What is needed: Every entry here needs to be repeated exactly.

######

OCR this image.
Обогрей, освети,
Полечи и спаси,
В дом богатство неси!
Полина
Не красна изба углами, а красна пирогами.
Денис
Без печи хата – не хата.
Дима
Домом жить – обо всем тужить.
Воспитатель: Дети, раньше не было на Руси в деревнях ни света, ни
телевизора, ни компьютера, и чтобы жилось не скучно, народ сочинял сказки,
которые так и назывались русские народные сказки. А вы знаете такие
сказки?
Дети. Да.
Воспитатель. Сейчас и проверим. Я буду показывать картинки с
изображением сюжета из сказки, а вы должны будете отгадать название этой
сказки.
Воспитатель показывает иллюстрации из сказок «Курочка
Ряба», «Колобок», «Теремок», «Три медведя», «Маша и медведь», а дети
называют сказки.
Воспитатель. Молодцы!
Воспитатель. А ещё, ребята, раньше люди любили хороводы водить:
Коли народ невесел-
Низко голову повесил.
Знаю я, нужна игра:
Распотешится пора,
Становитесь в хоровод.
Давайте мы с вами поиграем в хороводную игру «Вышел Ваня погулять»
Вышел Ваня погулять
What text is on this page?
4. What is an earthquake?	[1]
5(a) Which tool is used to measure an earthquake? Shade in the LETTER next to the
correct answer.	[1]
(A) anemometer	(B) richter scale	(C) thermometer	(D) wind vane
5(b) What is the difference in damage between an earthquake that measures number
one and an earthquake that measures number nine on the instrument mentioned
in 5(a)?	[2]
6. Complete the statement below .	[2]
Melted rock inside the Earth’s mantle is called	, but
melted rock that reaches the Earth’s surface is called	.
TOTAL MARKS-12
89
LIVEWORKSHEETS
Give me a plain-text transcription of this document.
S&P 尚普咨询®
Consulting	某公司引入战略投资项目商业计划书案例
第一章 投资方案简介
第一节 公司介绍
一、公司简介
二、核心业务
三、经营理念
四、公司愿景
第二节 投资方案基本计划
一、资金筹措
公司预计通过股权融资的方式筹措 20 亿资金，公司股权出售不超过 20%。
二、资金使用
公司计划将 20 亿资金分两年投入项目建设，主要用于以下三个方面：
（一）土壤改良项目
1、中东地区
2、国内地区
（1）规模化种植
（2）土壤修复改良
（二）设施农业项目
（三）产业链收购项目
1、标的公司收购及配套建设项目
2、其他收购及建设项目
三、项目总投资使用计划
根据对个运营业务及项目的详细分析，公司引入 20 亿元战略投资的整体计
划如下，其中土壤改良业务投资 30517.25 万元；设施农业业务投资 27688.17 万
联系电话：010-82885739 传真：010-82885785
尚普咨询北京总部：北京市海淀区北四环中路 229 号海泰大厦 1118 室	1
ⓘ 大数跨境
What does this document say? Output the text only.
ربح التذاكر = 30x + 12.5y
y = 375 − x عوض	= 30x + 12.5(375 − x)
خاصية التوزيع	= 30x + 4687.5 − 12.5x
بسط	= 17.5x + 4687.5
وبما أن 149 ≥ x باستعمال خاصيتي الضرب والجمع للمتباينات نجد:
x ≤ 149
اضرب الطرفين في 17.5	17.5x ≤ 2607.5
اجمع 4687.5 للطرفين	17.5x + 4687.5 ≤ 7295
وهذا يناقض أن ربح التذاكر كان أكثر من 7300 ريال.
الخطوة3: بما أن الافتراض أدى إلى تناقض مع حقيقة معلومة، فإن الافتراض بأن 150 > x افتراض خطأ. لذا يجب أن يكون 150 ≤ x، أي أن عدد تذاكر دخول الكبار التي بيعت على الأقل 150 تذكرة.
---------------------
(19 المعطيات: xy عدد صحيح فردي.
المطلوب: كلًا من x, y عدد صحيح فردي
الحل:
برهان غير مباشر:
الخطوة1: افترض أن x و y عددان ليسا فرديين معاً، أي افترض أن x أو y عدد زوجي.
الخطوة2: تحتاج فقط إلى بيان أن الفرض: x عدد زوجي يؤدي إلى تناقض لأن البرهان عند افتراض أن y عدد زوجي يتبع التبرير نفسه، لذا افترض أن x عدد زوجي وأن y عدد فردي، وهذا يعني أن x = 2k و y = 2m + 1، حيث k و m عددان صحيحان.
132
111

######

Solution to this task:
OCR this image.
Обогрей, освети,
Полечи и спаси,
В дом богатство неси!
Полина
Не красна изба углами, а красна пирогами.
Денис
Без печи хата – не хата.
Дима
Домом жить – обо всем тужить.
Воспитатель: Дети, раньше не было на Руси в деревнях ни света, ни
телевизора, ни компьютера, и чтобы жилось не скучно, народ сочинял сказки,
которые так и назывались русские народные сказки. А вы знаете такие
сказки?
Дети. Да.
Воспитатель. Сейчас и проверим. Я буду показывать картинки с
изображением сюжета из сказки, а вы должны будете отгадать название этой
сказки.
Воспитатель показывает иллюстрации из сказок «Курочка
Ряба», «Колобок», «Теремок», «Три медведя», «Маша и медведь», а дети
называют сказки.
Воспитатель. Молодцы!
Воспитатель. А ещё, ребята, раньше люди любили хороводы водить:
Коли народ невесел-
Низко голову повесил.
Знаю я, нужна игра:
Распотешится пора,
Становитесь в хоровод.
Давайте мы с вами поиграем в хороводную игру «Вышел Ваня погулять»
Вышел Ваня погулять
What text is on this page?
4. What is an earthquake?	[1]
5(a) Which tool is used to measure an earthquake? Shade in the LETTER next to the
correct answer.	[1]
(A) anemometer	(B) richter scale	(C) thermometer	(D) wind vane
5(b) What is the difference in damage between an earthquake that measures number
one and an earthquake that measures number nine on the instrument mentioned
in 5(a)?	[2]
6. Complete the statement below .	[2]
Melted rock inside the Earth’s mantle is called	, but
melted rock that reaches the Earth’s surface is called	.
TOTAL MARKS-12
89
LIVEWORKSHEETS
Give me a plain-text transcription of this document.
S&P 尚普咨询®
Consulting	某公司引入战略投资项目商业计划书案例
第一章 投资方案简介
第一节 公司介绍
一、公司简介
二、核心业务
三、经营理念
四、公司愿景
第二节 投资方案基本计划
一、资金筹措
公司预计通过股权融资的方式筹措 20 亿资金，公司股权出售不超过 20%。
二、资金使用
公司计划将 20 亿资金分两年投入项目建设，主要用于以下三个方面：
（一）土壤改良项目
1、中东地区
2、国内地区
（1）规模化种植
（2）土壤修复改良
（二）设施农业项目
（三）产业链收购项目
1、标的公司收购及配套建设项目
2、其他收购及建设项目
三、项目总投资使用计划
根据对个运营业务及项目的详细分析，公司引入 20 亿元战略投资的整体计
划如下，其中土壤改良业务投资 30517.25 万元；设施农业业务投资 27688.17 万
联系电话：010-82885739 传真：010-82885785
尚普咨询北京总部：北京市海淀区北四环中路 229 号海泰大厦 1118 室	1
ⓘ 大数跨境
What does this document say? Output the text only.
ربح التذاكر = 30x + 12.5y
y = 375 − x عوض	= 30x + 12.5(375 − x)
خاصية التوزيع	= 30x + 4687.5 − 12.5x
بسط	= 17.5x + 4687.5
وبما أن 149 ≥ x باستعمال خاصيتي الضرب والجمع للمتباينات نجد:
x ≤ 149
اضرب الطرفين في 17.5	17.5x ≤ 2607.5
اجمع 4687.5 للطرفين	17.5x + 4687.5 ≤ 7295
وهذا يناقض أن ربح التذاكر كان أكثر من 7300 ريال.
الخطوة3: بما أن الافتراض أدى إلى تناقض مع حقيقة معلومة، فإن الافتراض بأن 150 > x افتراض خطأ. لذا يجب أن يكون 150 ≤ x، أي أن عدد تذاكر دخول الكبار التي بيعت على الأقل 150 تذكرة.
---------------------
(19 المعطيات: xy عدد صحيح فردي.
المطلوب: كلًا من x, y عدد صحيح فردي
الحل:
برهان غير مباشر:
الخطوة1: افترض أن x و y عددان ليسا فرديين معاً، أي افترض أن x أو y عدد زوجي.
الخطوة2: تحتاج فقط إلى بيان أن الفرض: x عدد زوجي يؤدي إلى تناقض لأن البرهان عند افتراض أن y عدد زوجي يتبع التبرير نفسه، لذا افترض أن x عدد زوجي وأن y عدد فردي، وهذا يعني أن x = 2k و y = 2m + 1، حيث k و m عددان صحيحان.
132
111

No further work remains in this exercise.